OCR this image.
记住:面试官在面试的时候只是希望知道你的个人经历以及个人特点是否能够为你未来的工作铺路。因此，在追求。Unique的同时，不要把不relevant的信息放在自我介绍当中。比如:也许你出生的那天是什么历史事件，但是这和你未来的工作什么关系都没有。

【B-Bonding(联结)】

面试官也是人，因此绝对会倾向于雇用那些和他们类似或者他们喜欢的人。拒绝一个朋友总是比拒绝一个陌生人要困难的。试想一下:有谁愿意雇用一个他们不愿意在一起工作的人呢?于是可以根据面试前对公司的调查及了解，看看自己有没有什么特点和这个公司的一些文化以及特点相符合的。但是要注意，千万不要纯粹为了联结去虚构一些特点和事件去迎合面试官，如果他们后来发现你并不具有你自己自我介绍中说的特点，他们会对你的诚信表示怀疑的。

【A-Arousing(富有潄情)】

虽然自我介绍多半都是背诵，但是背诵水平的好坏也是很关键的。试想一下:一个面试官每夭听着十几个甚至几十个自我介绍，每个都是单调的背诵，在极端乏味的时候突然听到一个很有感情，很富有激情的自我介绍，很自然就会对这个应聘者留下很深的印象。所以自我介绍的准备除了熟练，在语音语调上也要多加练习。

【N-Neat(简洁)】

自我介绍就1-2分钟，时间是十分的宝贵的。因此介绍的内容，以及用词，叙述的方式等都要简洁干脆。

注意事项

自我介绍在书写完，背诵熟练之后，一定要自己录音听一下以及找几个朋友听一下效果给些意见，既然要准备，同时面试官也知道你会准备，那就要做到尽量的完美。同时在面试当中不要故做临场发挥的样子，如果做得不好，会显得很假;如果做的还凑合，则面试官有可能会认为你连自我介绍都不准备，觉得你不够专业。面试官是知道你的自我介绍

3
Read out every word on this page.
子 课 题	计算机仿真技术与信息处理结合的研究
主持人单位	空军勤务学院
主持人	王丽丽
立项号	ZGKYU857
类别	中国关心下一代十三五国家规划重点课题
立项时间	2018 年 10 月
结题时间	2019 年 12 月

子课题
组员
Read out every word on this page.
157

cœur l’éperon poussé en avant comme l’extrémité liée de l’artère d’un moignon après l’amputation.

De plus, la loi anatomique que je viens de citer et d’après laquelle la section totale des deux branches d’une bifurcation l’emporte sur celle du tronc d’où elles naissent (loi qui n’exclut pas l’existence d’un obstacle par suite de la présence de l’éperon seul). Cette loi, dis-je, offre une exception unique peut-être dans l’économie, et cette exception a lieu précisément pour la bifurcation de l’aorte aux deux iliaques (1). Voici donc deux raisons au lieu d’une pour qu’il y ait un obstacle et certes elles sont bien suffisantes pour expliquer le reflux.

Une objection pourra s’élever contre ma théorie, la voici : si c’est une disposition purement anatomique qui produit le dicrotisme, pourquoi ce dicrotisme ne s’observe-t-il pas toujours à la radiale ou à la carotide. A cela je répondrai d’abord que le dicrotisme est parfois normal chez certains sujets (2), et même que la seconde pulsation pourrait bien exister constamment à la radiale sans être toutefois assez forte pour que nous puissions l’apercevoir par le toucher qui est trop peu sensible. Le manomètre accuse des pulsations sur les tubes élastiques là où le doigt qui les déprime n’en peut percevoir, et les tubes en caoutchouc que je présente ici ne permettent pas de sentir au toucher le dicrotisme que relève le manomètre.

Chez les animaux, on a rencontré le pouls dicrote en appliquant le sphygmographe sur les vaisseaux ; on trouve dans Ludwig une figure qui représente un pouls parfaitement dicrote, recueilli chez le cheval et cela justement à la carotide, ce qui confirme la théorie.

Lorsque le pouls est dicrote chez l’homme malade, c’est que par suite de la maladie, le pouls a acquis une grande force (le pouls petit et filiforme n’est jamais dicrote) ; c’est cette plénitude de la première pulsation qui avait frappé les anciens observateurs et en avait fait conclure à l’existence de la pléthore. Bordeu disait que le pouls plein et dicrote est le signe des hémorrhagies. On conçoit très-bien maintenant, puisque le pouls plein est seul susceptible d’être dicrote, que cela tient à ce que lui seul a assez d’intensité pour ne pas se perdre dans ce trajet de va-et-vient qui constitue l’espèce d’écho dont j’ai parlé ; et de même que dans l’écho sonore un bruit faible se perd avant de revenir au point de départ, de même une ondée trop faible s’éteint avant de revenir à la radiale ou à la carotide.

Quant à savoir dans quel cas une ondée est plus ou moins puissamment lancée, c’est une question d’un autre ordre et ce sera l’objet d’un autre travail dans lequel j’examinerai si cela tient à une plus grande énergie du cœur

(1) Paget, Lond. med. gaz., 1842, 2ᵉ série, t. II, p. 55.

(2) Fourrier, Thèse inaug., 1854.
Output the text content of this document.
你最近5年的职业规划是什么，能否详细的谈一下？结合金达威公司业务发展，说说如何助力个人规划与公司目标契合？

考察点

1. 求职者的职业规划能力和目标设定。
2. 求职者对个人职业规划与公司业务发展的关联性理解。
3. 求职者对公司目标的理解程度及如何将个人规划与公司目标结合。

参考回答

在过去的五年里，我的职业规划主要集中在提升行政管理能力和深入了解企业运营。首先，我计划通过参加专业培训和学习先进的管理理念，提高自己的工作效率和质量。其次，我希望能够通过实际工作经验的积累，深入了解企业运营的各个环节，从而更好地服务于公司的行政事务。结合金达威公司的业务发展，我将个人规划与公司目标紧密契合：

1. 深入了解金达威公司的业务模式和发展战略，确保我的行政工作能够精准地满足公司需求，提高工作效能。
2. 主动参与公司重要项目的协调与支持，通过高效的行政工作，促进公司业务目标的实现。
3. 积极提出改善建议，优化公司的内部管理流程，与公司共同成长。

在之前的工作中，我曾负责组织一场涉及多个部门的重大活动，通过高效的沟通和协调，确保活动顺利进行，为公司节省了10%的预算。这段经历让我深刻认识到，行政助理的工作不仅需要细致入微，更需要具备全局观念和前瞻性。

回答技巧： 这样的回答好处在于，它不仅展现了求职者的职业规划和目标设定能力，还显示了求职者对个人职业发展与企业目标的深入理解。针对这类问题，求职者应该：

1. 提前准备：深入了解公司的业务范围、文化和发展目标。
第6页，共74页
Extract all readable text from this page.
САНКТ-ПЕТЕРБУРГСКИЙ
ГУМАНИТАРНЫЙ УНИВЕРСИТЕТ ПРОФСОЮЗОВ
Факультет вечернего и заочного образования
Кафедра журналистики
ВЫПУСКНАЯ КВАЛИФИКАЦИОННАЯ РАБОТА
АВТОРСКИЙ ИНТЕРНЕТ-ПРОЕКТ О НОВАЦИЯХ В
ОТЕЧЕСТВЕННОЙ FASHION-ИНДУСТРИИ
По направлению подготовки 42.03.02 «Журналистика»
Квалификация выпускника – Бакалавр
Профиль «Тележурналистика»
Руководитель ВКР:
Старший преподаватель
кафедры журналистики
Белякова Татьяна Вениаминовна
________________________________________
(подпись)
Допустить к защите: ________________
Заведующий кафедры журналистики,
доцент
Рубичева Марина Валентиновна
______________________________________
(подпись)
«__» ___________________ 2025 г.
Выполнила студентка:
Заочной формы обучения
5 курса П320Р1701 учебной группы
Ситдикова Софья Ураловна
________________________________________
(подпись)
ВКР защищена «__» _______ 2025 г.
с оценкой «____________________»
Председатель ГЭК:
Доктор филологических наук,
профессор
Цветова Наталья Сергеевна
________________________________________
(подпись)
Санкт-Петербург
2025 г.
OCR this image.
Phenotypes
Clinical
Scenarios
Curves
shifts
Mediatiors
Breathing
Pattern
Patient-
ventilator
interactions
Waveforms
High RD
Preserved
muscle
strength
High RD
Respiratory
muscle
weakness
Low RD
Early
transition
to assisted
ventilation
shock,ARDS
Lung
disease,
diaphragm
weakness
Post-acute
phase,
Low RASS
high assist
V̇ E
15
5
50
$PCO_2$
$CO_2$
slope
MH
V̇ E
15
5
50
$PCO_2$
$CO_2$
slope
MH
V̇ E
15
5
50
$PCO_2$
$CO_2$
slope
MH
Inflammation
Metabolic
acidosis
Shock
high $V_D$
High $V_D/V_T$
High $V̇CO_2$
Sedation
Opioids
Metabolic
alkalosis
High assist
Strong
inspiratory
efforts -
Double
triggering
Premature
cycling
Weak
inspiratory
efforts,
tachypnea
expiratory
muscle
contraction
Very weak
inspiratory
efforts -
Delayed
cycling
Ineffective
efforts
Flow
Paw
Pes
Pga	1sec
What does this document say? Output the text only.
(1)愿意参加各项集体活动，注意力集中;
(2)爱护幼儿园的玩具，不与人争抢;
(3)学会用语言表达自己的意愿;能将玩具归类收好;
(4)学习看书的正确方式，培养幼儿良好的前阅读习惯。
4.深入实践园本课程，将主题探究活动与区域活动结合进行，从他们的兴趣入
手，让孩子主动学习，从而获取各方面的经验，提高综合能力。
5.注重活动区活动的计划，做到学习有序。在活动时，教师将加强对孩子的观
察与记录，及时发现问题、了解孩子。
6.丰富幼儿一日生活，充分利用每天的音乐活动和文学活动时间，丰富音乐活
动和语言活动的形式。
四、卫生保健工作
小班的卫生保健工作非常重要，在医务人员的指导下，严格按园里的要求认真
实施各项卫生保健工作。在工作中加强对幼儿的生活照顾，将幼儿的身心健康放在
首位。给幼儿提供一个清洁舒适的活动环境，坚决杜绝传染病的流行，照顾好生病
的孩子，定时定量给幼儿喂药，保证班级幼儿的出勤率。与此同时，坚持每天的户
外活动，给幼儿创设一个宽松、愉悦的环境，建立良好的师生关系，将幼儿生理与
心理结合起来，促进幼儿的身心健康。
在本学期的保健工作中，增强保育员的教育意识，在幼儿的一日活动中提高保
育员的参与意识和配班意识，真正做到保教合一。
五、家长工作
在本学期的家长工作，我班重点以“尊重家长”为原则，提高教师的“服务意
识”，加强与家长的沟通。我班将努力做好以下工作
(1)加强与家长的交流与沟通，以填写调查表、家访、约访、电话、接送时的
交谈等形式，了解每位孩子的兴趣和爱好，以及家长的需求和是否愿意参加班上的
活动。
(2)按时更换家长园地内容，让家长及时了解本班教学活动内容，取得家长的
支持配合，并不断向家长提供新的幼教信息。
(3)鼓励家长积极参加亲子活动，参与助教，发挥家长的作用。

What the task requires - Pick out the lines above containing the word "this", then copy them.

Complete answer -
OCR this image.
Read out every word on this page.
Read out every word on this page.
Output the text content of this document.
Extract all readable text from this page.
OCR this image.
What does this document say? Output the text only.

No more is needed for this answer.